§ JOB:
Pictures within the data are to be left out; everything else must be reproduced exactly.
---------- STORED DATA
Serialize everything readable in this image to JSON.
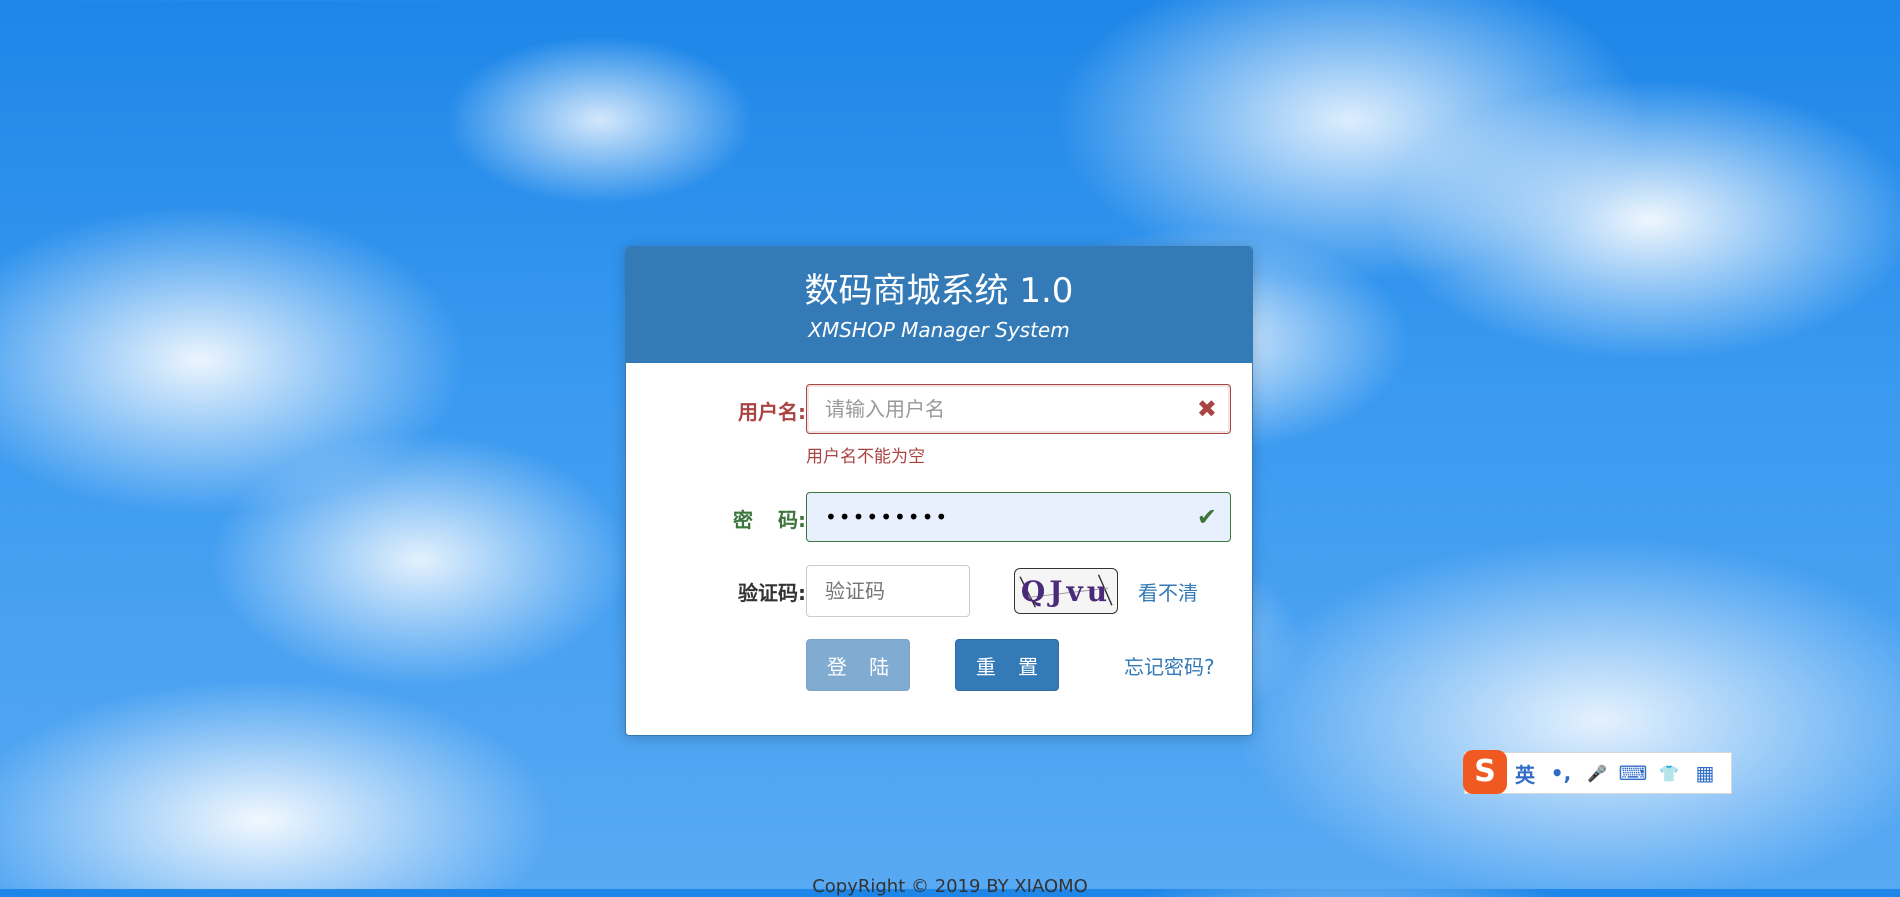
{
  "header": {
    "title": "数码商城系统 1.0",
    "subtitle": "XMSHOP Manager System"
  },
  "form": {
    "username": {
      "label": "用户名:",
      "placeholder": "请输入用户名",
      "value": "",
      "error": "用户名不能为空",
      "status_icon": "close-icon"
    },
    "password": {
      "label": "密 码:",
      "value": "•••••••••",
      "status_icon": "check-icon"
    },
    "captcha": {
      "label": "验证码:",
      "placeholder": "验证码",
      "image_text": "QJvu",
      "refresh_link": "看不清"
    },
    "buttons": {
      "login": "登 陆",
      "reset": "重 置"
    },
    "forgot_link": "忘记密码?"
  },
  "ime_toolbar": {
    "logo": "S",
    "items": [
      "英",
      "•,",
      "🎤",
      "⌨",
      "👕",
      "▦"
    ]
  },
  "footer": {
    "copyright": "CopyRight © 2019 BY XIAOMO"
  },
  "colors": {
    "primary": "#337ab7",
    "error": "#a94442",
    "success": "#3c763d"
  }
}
--------------------
§ RESULT OF THE TASK:
Serialize everything readable in this image to JSON.
{
  "header": {
    "title": "数码商城系统 1.0",
    "subtitle": "XMSHOP Manager System"
  },
  "form": {
    "username": {
      "label": "用户名:",
      "placeholder": "请输入用户名",
      "value": "",
      "error": "用户名不能为空",
      "status_icon": "close-icon"
    },
    "password": {
      "label": "密 码:",
      "value": "•••••••••",
      "status_icon": "check-icon"
    },
    "captcha": {
      "label": "验证码:",
      "placeholder": "验证码",
      "image_text": "QJvu",
      "refresh_link": "看不清"
    },
    "buttons": {
      "login": "登 陆",
      "reset": "重 置"
    },
    "forgot_link": "忘记密码?"
  },
  "ime_toolbar": {
    "logo": "S",
    "items": [
      "英",
      "•,",
      "🎤",
      "⌨",
      "👕",
      "▦"
    ]
  },
  "footer": {
    "copyright": "CopyRight © 2019 BY XIAOMO"
  },
  "colors": {
    "primary": "#337ab7",
    "error": "#a94442",
    "success": "#3c763d"
  }
}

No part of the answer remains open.